═══ RAW RECORDS

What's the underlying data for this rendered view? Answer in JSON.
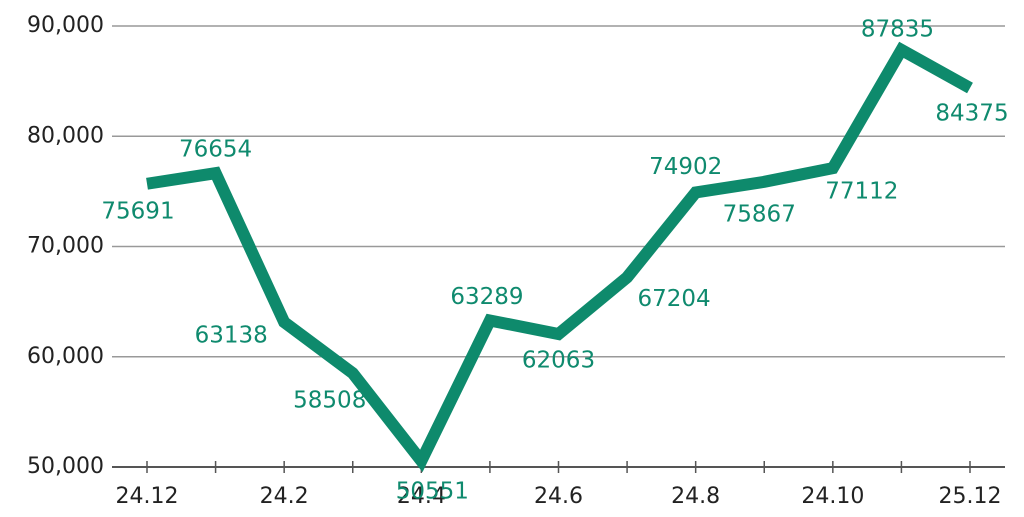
{
  "chart_data": {
    "type": "line",
    "categories": [
      "24.12",
      null,
      "24.2",
      null,
      "24.4",
      null,
      "24.6",
      null,
      "24.8",
      null,
      "24.10",
      null,
      "25.12"
    ],
    "series": [
      {
        "color": "#0e8a6c",
        "values": [
          75691,
          76654,
          63138,
          58508,
          50551,
          63289,
          62063,
          67204,
          74902,
          75867,
          77112,
          87835,
          84375
        ]
      }
    ],
    "ylim": [
      50000,
      90000
    ],
    "yticks": [
      {
        "value": 50000,
        "label": "50,000"
      },
      {
        "value": 60000,
        "label": "60,000"
      },
      {
        "value": 70000,
        "label": "70,000"
      },
      {
        "value": 80000,
        "label": "80,000"
      },
      {
        "value": 90000,
        "label": "90,000"
      }
    ],
    "grid": true
  }
}
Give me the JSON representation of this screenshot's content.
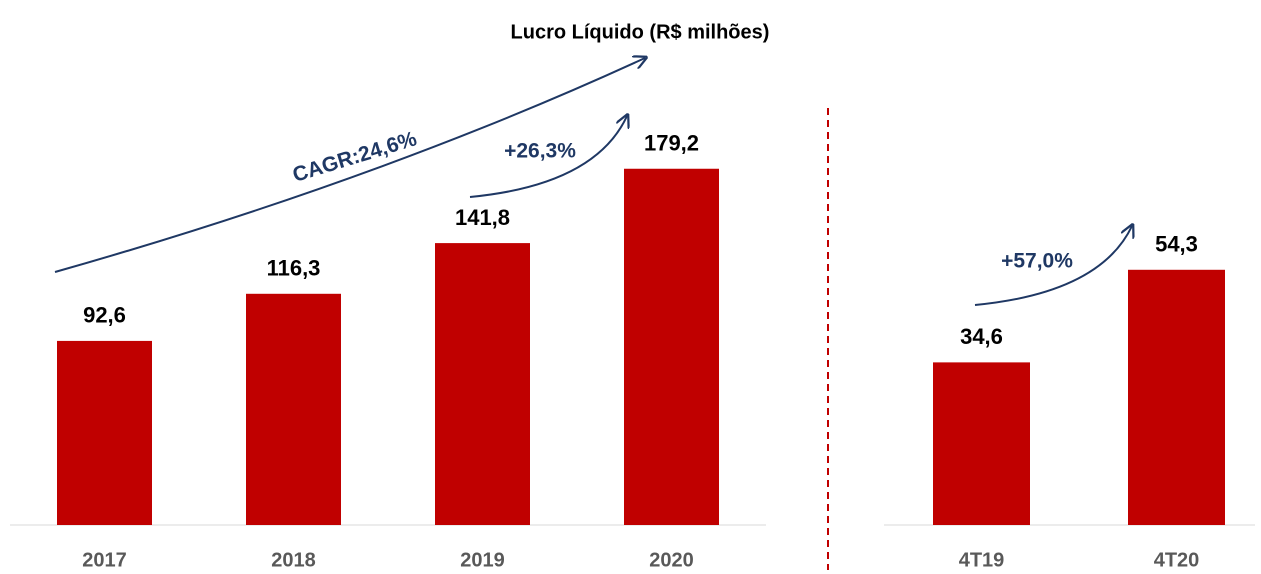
{
  "chart_data": [
    {
      "type": "bar",
      "title": "Lucro Líquido (R$ milhões)",
      "categories": [
        "2017",
        "2018",
        "2019",
        "2020"
      ],
      "values": [
        92.6,
        116.3,
        141.8,
        179.2
      ],
      "value_labels": [
        "92,6",
        "116,3",
        "141,8",
        "179,2"
      ],
      "color": "#c00000",
      "ylim": [
        0,
        250
      ],
      "annotations": [
        "CAGR:24,6%",
        "+26,3%"
      ]
    },
    {
      "type": "bar",
      "categories": [
        "4T19",
        "4T20"
      ],
      "values": [
        34.6,
        54.3
      ],
      "value_labels": [
        "34,6",
        "54,3"
      ],
      "color": "#c00000",
      "ylim": [
        0,
        100
      ],
      "annotations": [
        "+57,0%"
      ]
    }
  ]
}
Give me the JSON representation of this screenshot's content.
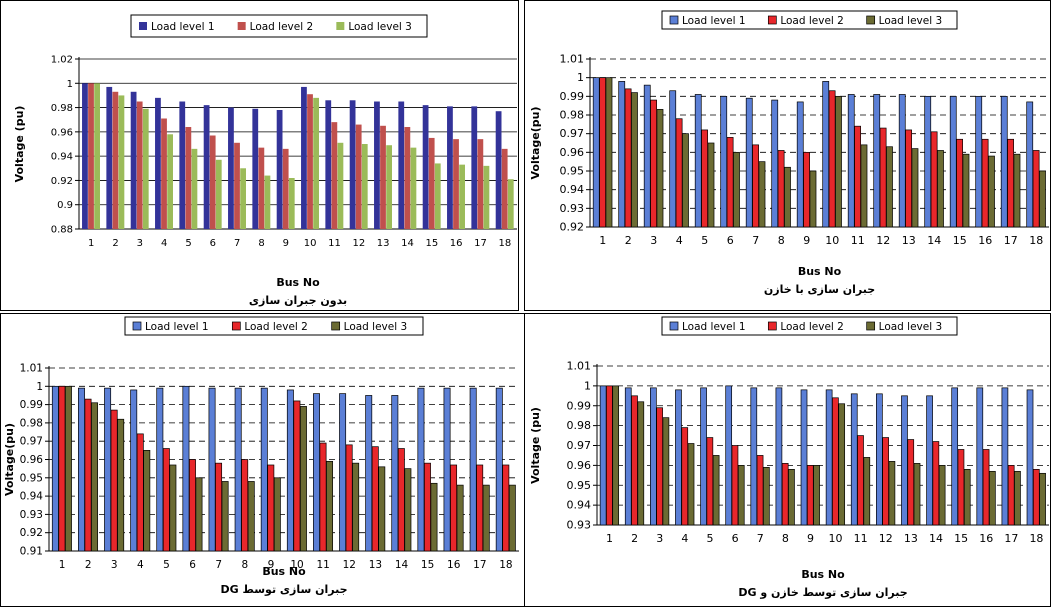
{
  "chart_data": [
    {
      "type": "bar",
      "title": "",
      "subtitle": "بدون جبران سازی",
      "xlabel": "Bus No",
      "ylabel": "Voltage (pu)",
      "ylim": [
        0.88,
        1.02
      ],
      "yticks": [
        0.88,
        0.9,
        0.92,
        0.94,
        0.96,
        0.98,
        1,
        1.02
      ],
      "grid": "solid",
      "legend": "top",
      "categories": [
        "1",
        "2",
        "3",
        "4",
        "5",
        "6",
        "7",
        "8",
        "9",
        "10",
        "11",
        "12",
        "13",
        "14",
        "15",
        "16",
        "17",
        "18"
      ],
      "series": [
        {
          "name": "Load level 1",
          "color": "#333399",
          "values": [
            1.0,
            0.997,
            0.993,
            0.988,
            0.985,
            0.982,
            0.98,
            0.979,
            0.978,
            0.997,
            0.986,
            0.986,
            0.985,
            0.985,
            0.982,
            0.981,
            0.981,
            0.977
          ]
        },
        {
          "name": "Load level 2",
          "color": "#c0504d",
          "values": [
            1.0,
            0.993,
            0.985,
            0.971,
            0.964,
            0.957,
            0.951,
            0.947,
            0.946,
            0.991,
            0.968,
            0.966,
            0.965,
            0.964,
            0.955,
            0.954,
            0.954,
            0.946
          ]
        },
        {
          "name": "Load level 3",
          "color": "#9bbb59",
          "values": [
            1.0,
            0.99,
            0.979,
            0.958,
            0.946,
            0.937,
            0.93,
            0.924,
            0.922,
            0.988,
            0.951,
            0.95,
            0.949,
            0.947,
            0.934,
            0.933,
            0.932,
            0.921
          ]
        }
      ]
    },
    {
      "type": "bar",
      "title": "",
      "subtitle": "جبران سازی با خازن",
      "xlabel": "Bus No",
      "ylabel": "Voltage(pu)",
      "ylim": [
        0.92,
        1.01
      ],
      "yticks": [
        0.92,
        0.93,
        0.94,
        0.95,
        0.96,
        0.97,
        0.98,
        0.99,
        1,
        1.01
      ],
      "grid": "dashed",
      "legend": "top",
      "categories": [
        "1",
        "2",
        "3",
        "4",
        "5",
        "6",
        "7",
        "8",
        "9",
        "10",
        "11",
        "12",
        "13",
        "14",
        "15",
        "16",
        "17",
        "18"
      ],
      "series": [
        {
          "name": "Load level 1",
          "color": "#5b7fd6",
          "values": [
            1.0,
            0.998,
            0.996,
            0.993,
            0.991,
            0.99,
            0.989,
            0.988,
            0.987,
            0.998,
            0.991,
            0.991,
            0.991,
            0.99,
            0.99,
            0.99,
            0.99,
            0.987
          ]
        },
        {
          "name": "Load level 2",
          "color": "#e8272b",
          "values": [
            1.0,
            0.994,
            0.988,
            0.978,
            0.972,
            0.968,
            0.964,
            0.961,
            0.96,
            0.993,
            0.974,
            0.973,
            0.972,
            0.971,
            0.967,
            0.967,
            0.967,
            0.961
          ]
        },
        {
          "name": "Load level 3",
          "color": "#6b6b33",
          "values": [
            1.0,
            0.992,
            0.983,
            0.97,
            0.965,
            0.96,
            0.955,
            0.952,
            0.95,
            0.99,
            0.964,
            0.963,
            0.962,
            0.961,
            0.959,
            0.958,
            0.959,
            0.95
          ]
        }
      ]
    },
    {
      "type": "bar",
      "title": "",
      "subtitle": "جبران سازی توسط DG",
      "xlabel": "Bus No",
      "ylabel": "Voltage(pu)",
      "ylim": [
        0.91,
        1.01
      ],
      "yticks": [
        0.91,
        0.92,
        0.93,
        0.94,
        0.95,
        0.96,
        0.97,
        0.98,
        0.99,
        1,
        1.01
      ],
      "grid": "dashed",
      "legend": "top",
      "categories": [
        "1",
        "2",
        "3",
        "4",
        "5",
        "6",
        "7",
        "8",
        "9",
        "10",
        "11",
        "12",
        "13",
        "14",
        "15",
        "16",
        "17",
        "18"
      ],
      "series": [
        {
          "name": "Load level 1",
          "color": "#5b7fd6",
          "values": [
            1.0,
            0.999,
            0.999,
            0.998,
            0.999,
            1.0,
            0.999,
            0.999,
            0.999,
            0.998,
            0.996,
            0.996,
            0.995,
            0.995,
            0.999,
            0.999,
            0.999,
            0.999
          ]
        },
        {
          "name": "Load level 2",
          "color": "#e8272b",
          "values": [
            1.0,
            0.993,
            0.987,
            0.974,
            0.966,
            0.96,
            0.958,
            0.96,
            0.957,
            0.992,
            0.969,
            0.968,
            0.967,
            0.966,
            0.958,
            0.957,
            0.957,
            0.957
          ]
        },
        {
          "name": "Load level 3",
          "color": "#6b6b33",
          "values": [
            1.0,
            0.991,
            0.982,
            0.965,
            0.957,
            0.95,
            0.948,
            0.948,
            0.95,
            0.989,
            0.959,
            0.958,
            0.956,
            0.955,
            0.947,
            0.946,
            0.946,
            0.946
          ]
        }
      ]
    },
    {
      "type": "bar",
      "title": "",
      "subtitle": "جبران سازی توسط خازن و DG",
      "xlabel": "Bus No",
      "ylabel": "Voltage (pu)",
      "ylim": [
        0.93,
        1.01
      ],
      "yticks": [
        0.93,
        0.94,
        0.95,
        0.96,
        0.97,
        0.98,
        0.99,
        1,
        1.01
      ],
      "grid": "dashed",
      "legend": "top",
      "categories": [
        "1",
        "2",
        "3",
        "4",
        "5",
        "6",
        "7",
        "8",
        "9",
        "10",
        "11",
        "12",
        "13",
        "14",
        "15",
        "16",
        "17",
        "18"
      ],
      "series": [
        {
          "name": "Load level 1",
          "color": "#5b7fd6",
          "values": [
            1.0,
            0.999,
            0.999,
            0.998,
            0.999,
            1.0,
            0.999,
            0.999,
            0.998,
            0.998,
            0.996,
            0.996,
            0.995,
            0.995,
            0.999,
            0.999,
            0.999,
            0.998
          ]
        },
        {
          "name": "Load level 2",
          "color": "#e8272b",
          "values": [
            1.0,
            0.995,
            0.989,
            0.979,
            0.974,
            0.97,
            0.965,
            0.961,
            0.96,
            0.994,
            0.975,
            0.974,
            0.973,
            0.972,
            0.968,
            0.968,
            0.96,
            0.958
          ]
        },
        {
          "name": "Load level 3",
          "color": "#6b6b33",
          "values": [
            1.0,
            0.992,
            0.984,
            0.971,
            0.965,
            0.96,
            0.959,
            0.958,
            0.96,
            0.991,
            0.964,
            0.962,
            0.961,
            0.96,
            0.958,
            0.957,
            0.957,
            0.956
          ]
        }
      ]
    }
  ]
}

══════

GIVEN REQUEST: Say how many lines include the word "سازی"; reply with the number alone.

FINISHED ANSWER: 4